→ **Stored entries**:
:::::

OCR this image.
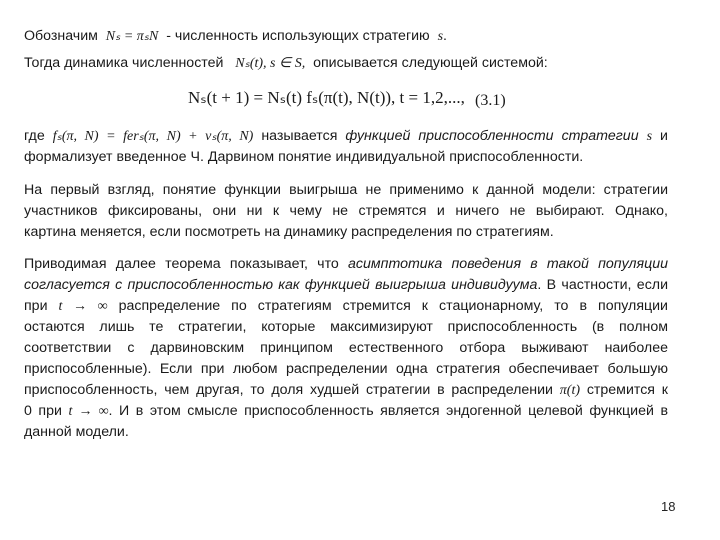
Обозначим Nₛ = πₛN - численность использующих стратегию s.
Тогда динамика численностей Nₛ(t), s ∈ S, описывается следующей системой:
Nₛ(t + 1) = Nₛ(t) fₛ(π(t), N(t)), t = 1,2,..., (3.1)
где fₛ(π, N) = ferₛ(π, N) + vₛ(π, N) называется функцией приспособленности стратегии s и
формализует введенное Ч. Дарвином понятие индивидуальной приспособленности.
На первый взгляд, понятие функции выигрыша не применимо к данной модели: стратегии
участников фиксированы, они ни к чему не стремятся и ничего не выбирают. Однако,
картина меняется, если посмотреть на динамику распределения по стратегиям.
Приводимая далее теорема показывает, что асимптотика поведения в такой популяции
согласуется с приспособленностью как функцией выигрыша индивидуума. В частности, если
при t → ∞ распределение по стратегиям стремится к стационарному, то в популяции
остаются лишь те стратегии, которые максимизируют приспособленность (в полном
соответствии с дарвиновским принципом естественного отбора выживают наиболее
приспособленные). Если при любом распределении одна стратегия обеспечивает большую
приспособленность, чем другая, то доля худшей стратегии в распределении π(t) стремится к
0 при t → ∞. И в этом смысле приспособленность является эндогенной целевой функцией в
данной модели.
18
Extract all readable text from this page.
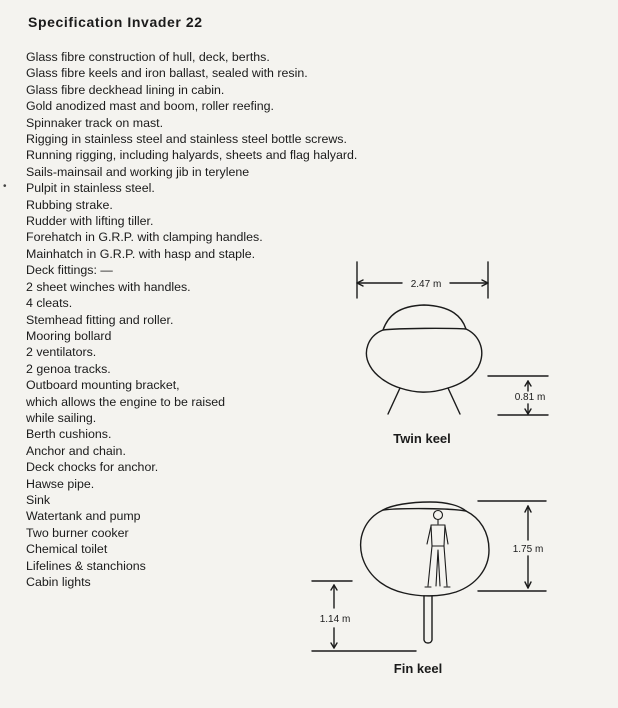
Specification Invader 22
•
Glass fibre construction of hull, deck, berths.
Glass fibre keels and iron ballast, sealed with resin.
Glass fibre deckhead lining in cabin.
Gold anodized mast and boom, roller reefing.
Spinnaker track on mast.
Rigging in stainless steel and stainless steel bottle screws.
Running rigging, including halyards, sheets and flag halyard.
Sails-mainsail and working jib in terylene
Pulpit in stainless steel.
Rubbing strake.
Rudder with lifting tiller.
Forehatch in G.R.P. with clamping handles.
Mainhatch in G.R.P. with hasp and staple.
Deck fittings: —
2 sheet winches with handles.
4 cleats.
Stemhead fitting and roller.
Mooring bollard
2 ventilators.
2 genoa tracks.
Outboard mounting bracket,
which allows the engine to be raised
while sailing.
Berth cushions.
Anchor and chain.
Deck chocks for anchor.
Hawse pipe.
Sink
Watertank and pump
Two burner cooker
Chemical toilet
Lifelines & stanchions
Cabin lights
2.47 m
0.81 m
Twin keel
1.75 m
1.14 m
Fin keel
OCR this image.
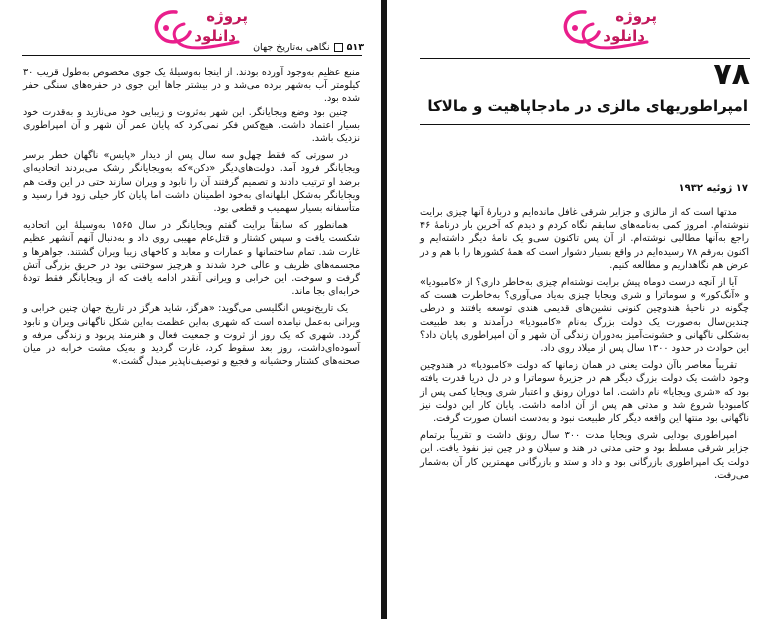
پروژه
دانلود
۵۱۳
نگاهی به‌تاریخ جهان

منبع عظیم به‌وجود آورده بودند. از اینجا به‌وسیلهٔ یک جوی مخصوص به‌طول قریب ۳۰ کیلومتر آب به‌شهر برده می‌شد و در بیشتر جاها این جوی در حفره‌های سنگی حفر شده بود.

چنین بود وضع ویجایانگر. این شهر به‌ثروت و زیبایی خود می‌نازید و به‌قدرت خود بسیار اعتماد داشت. هیچ‌کس فکر نمی‌کرد که پایان عمر آن شهر و آن امپراطوری نزدیک باشد.

در سورتی که فقط چهل‌و سه سال پس از دیدار «پایس» ناگهان خطر برسر ویجایانگر فرود آمد. دولت‌های‌دیگر «دکن»که به‌ویجایانگر رشک می‌بردند اتحادیه‌ای برضد او ترتیب دادند و تصمیم گرفتند آن را نابود و ویران سازند حتی در این وقت هم ویجایانگر به‌شکل ابلهانه‌ای به‌خود اطمینان داشت اما پایان کار خیلی زود فرا رسید و متأسفانه بسیار سهمیب و قطعی بود.

همانطور که سابقاً برایت گفتم ویجایانگر در سال ۱۵۶۵ به‌وسیلهٔ این اتحادیه شکست یافت و سپس کشتار و قتل‌عام مهیبی روی داد و به‌دنبال آنهم آنشهر عظیم غارت شد. تمام ساختمانها و عمارات و معابد و کاخهای زیبا ویران گشتند. جواهرها و مجسمه‌های ظریف و عالی خرد شدند و هرچیز سوختنی بود در حریق بزرگی آتش گرفت و سوخت. این خرابی و ویرانی آنقدر ادامه یافت که از ویجایانگر فقط تودهٔ خرابه‌ای بجا ماند.

یک تاریخ‌نویس انگلیسی می‌گوید: «هرگز، شاید هرگز در تاریخ جهان چنین خرابی و ویرانی به‌عمل نیامده است که شهری به‌این عظمت به‌این شکل ناگهانی ویران و نابود گردد. شهری که یک روز از ثروت و جمعیت فعال و هنرمند پربود و زندگی مرفه و آسوده‌ای‌داشت، روز بعد سقوط کرد، غارت گردید و به‌یک مشت خرابه در میان صحنه‌های کشتار وحشیانه و فجیع و توصیف‌ناپذیر مبدل گشت.»

پروژه
دانلود
۷۸
امپراطوریهای مالزی در مادجاپاهیت و مالاکا
۱۷ ژوئیه ۱۹۳۲

مدتها است که از مالزی و جزایر شرقی غافل مانده‌ایم و دربارهٔ آنها چیزی برایت ننوشته‌ام. امروز کمی به‌نامه‌های سابقم نگاه کردم و دیدم که آخرین بار درنامهٔ ۴۶ راجع به‌آنها مطالبی نوشته‌ام. از آن پس تاکنون سی‌و یک نامهٔ دیگر داشته‌ایم و اکنون به‌رقم ۷۸ رسیده‌ایم در واقع بسیار دشوار است که همهٔ کشورها را با هم و در عرض هم نگاهداریم و مطالعه کنیم.

آیا از آنچه درست دوماه پیش برایت نوشته‌ام چیزی به‌خاطر داری؟ از «کامبودیا» و «آنگ‌کور» و سوماترا و شری ویجایا چیزی به‌یاد می‌آوری؟ به‌خاطرت هست که چگونه در ناحیهٔ هندوچین کنونی نشین‌های قدیمی هندی توسعه یافتند و درطی چندین‌سال به‌صورت یک دولت بزرگ به‌نام «کامبودیا» درآمدند و بعد طبیعت به‌شکلی ناگهانی و خشونت‌آمیز به‌دوران زندگی آن شهر و آن امپراطوری پایان داد؟ این حوادث در حدود ۱۳۰۰ سال پس از میلاد روی داد.

تقریباً معاصر باآن دولت یعنی در همان زمانها که دولت «کامبودیا» در هندوچین وجود داشت یک دولت بزرگ دیگر هم در جزیرهٔ سوماترا و در دل دریا قدرت یافته بود که «شری ویجایا» نام داشت. اما دوران رونق و اعتبار شری ویجایا کمی پس از کامبودیا شروع شد و مدتی هم پس از آن ادامه داشت. پایان کار این دولت نیز ناگهانی بود منتها این واقعه دیگر کار طبیعت نبود و به‌دست انسان صورت گرفت.

امپراطوری بودایی شری ویجایا مدت ۳۰۰ سال رونق داشت و تقریباً برتمام جزایر شرقی مسلط بود و حتی مدتی در هند و سیلان و در چین نیز نفوذ یافت. این دولت یک امپراطوری بازرگانی بود و داد و ستد و بازرگانی مهمترین کار آن به‌شمار می‌رفت.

:::::

→ **STATED TASK**:
Take the listing and print it again exactly, but without any pictures.

→ **THE ANSWER**:
OCR this image.
Обозначим Nₛ = πₛN - численность использующих стратегию s.
Тогда динамика численностей Nₛ(t), s ∈ S, описывается следующей системой:
Nₛ(t + 1) = Nₛ(t) fₛ(π(t), N(t)), t = 1,2,..., (3.1)
где fₛ(π, N) = ferₛ(π, N) + vₛ(π, N) называется функцией приспособленности стратегии s и
формализует введенное Ч. Дарвином понятие индивидуальной приспособленности.
На первый взгляд, понятие функции выигрыша не применимо к данной модели: стратегии
участников фиксированы, они ни к чему не стремятся и ничего не выбирают. Однако,
картина меняется, если посмотреть на динамику распределения по стратегиям.
Приводимая далее теорема показывает, что асимптотика поведения в такой популяции
согласуется с приспособленностью как функцией выигрыша индивидуума. В частности, если
при t → ∞ распределение по стратегиям стремится к стационарному, то в популяции
остаются лишь те стратегии, которые максимизируют приспособленность (в полном
соответствии с дарвиновским принципом естественного отбора выживают наиболее
приспособленные). Если при любом распределении одна стратегия обеспечивает большую
приспособленность, чем другая, то доля худшей стратегии в распределении π(t) стремится к
0 при t → ∞. И в этом смысле приспособленность является эндогенной целевой функцией в
данной модели.
18
Extract all readable text from this page.
Specification Invader 22
•
Glass fibre construction of hull, deck, berths.
Glass fibre keels and iron ballast, sealed with resin.
Glass fibre deckhead lining in cabin.
Gold anodized mast and boom, roller reefing.
Spinnaker track on mast.
Rigging in stainless steel and stainless steel bottle screws.
Running rigging, including halyards, sheets and flag halyard.
Sails-mainsail and working jib in terylene
Pulpit in stainless steel.
Rubbing strake.
Rudder with lifting tiller.
Forehatch in G.R.P. with clamping handles.
Mainhatch in G.R.P. with hasp and staple.
Deck fittings: —
2 sheet winches with handles.
4 cleats.
Stemhead fitting and roller.
Mooring bollard
2 ventilators.
2 genoa tracks.
Outboard mounting bracket,
which allows the engine to be raised
while sailing.
Berth cushions.
Anchor and chain.
Deck chocks for anchor.
Hawse pipe.
Sink
Watertank and pump
Two burner cooker
Chemical toilet
Lifelines & stanchions
Cabin lights
2.47 m
0.81 m
Twin keel
1.75 m
1.14 m
Fin keel
OCR this image.
پروژه
دانلود
۵۱۳
نگاهی به‌تاریخ جهان

منبع عظیم به‌وجود آورده بودند. از اینجا به‌وسیلهٔ یک جوی مخصوص به‌طول قریب ۳۰ کیلومتر آب به‌شهر برده می‌شد و در بیشتر جاها این جوی در حفره‌های سنگی حفر شده بود.

چنین بود وضع ویجایانگر. این شهر به‌ثروت و زیبایی خود می‌نازید و به‌قدرت خود بسیار اعتماد داشت. هیچ‌کس فکر نمی‌کرد که پایان عمر آن شهر و آن امپراطوری نزدیک باشد.

در سورتی که فقط چهل‌و سه سال پس از دیدار «پایس» ناگهان خطر برسر ویجایانگر فرود آمد. دولت‌های‌دیگر «دکن»که به‌ویجایانگر رشک می‌بردند اتحادیه‌ای برضد او ترتیب دادند و تصمیم گرفتند آن را نابود و ویران سازند حتی در این وقت هم ویجایانگر به‌شکل ابلهانه‌ای به‌خود اطمینان داشت اما پایان کار خیلی زود فرا رسید و متأسفانه بسیار سهمیب و قطعی بود.

همانطور که سابقاً برایت گفتم ویجایانگر در سال ۱۵۶۵ به‌وسیلهٔ این اتحادیه شکست یافت و سپس کشتار و قتل‌عام مهیبی روی داد و به‌دنبال آنهم آنشهر عظیم غارت شد. تمام ساختمانها و عمارات و معابد و کاخهای زیبا ویران گشتند. جواهرها و مجسمه‌های ظریف و عالی خرد شدند و هرچیز سوختنی بود در حریق بزرگی آتش گرفت و سوخت. این خرابی و ویرانی آنقدر ادامه یافت که از ویجایانگر فقط تودهٔ خرابه‌ای بجا ماند.

یک تاریخ‌نویس انگلیسی می‌گوید: «هرگز، شاید هرگز در تاریخ جهان چنین خرابی و ویرانی به‌عمل نیامده است که شهری به‌این عظمت به‌این شکل ناگهانی ویران و نابود گردد. شهری که یک روز از ثروت و جمعیت فعال و هنرمند پربود و زندگی مرفه و آسوده‌ای‌داشت، روز بعد سقوط کرد، غارت گردید و به‌یک مشت خرابه در میان صحنه‌های کشتار وحشیانه و فجیع و توصیف‌ناپذیر مبدل گشت.»

پروژه
دانلود
۷۸
امپراطوریهای مالزی در مادجاپاهیت و مالاکا
۱۷ ژوئیه ۱۹۳۲

مدتها است که از مالزی و جزایر شرقی غافل مانده‌ایم و دربارهٔ آنها چیزی برایت ننوشته‌ام. امروز کمی به‌نامه‌های سابقم نگاه کردم و دیدم که آخرین بار درنامهٔ ۴۶ راجع به‌آنها مطالبی نوشته‌ام. از آن پس تاکنون سی‌و یک نامهٔ دیگر داشته‌ایم و اکنون به‌رقم ۷۸ رسیده‌ایم در واقع بسیار دشوار است که همهٔ کشورها را با هم و در عرض هم نگاهداریم و مطالعه کنیم.

آیا از آنچه درست دوماه پیش برایت نوشته‌ام چیزی به‌خاطر داری؟ از «کامبودیا» و «آنگ‌کور» و سوماترا و شری ویجایا چیزی به‌یاد می‌آوری؟ به‌خاطرت هست که چگونه در ناحیهٔ هندوچین کنونی نشین‌های قدیمی هندی توسعه یافتند و درطی چندین‌سال به‌صورت یک دولت بزرگ به‌نام «کامبودیا» درآمدند و بعد طبیعت به‌شکلی ناگهانی و خشونت‌آمیز به‌دوران زندگی آن شهر و آن امپراطوری پایان داد؟ این حوادث در حدود ۱۳۰۰ سال پس از میلاد روی داد.

تقریباً معاصر باآن دولت یعنی در همان زمانها که دولت «کامبودیا» در هندوچین وجود داشت یک دولت بزرگ دیگر هم در جزیرهٔ سوماترا و در دل دریا قدرت یافته بود که «شری ویجایا» نام داشت. اما دوران رونق و اعتبار شری ویجایا کمی پس از کامبودیا شروع شد و مدتی هم پس از آن ادامه داشت. پایان کار این دولت نیز ناگهانی بود منتها این واقعه دیگر کار طبیعت نبود و به‌دست انسان صورت گرفت.

امپراطوری بودایی شری ویجایا مدت ۳۰۰ سال رونق داشت و تقریباً برتمام جزایر شرقی مسلط بود و حتی مدتی در هند و سیلان و در چین نیز نفوذ یافت. این دولت یک امپراطوری بازرگانی بود و داد و ستد و بازرگانی مهمترین کار آن به‌شمار می‌رفت.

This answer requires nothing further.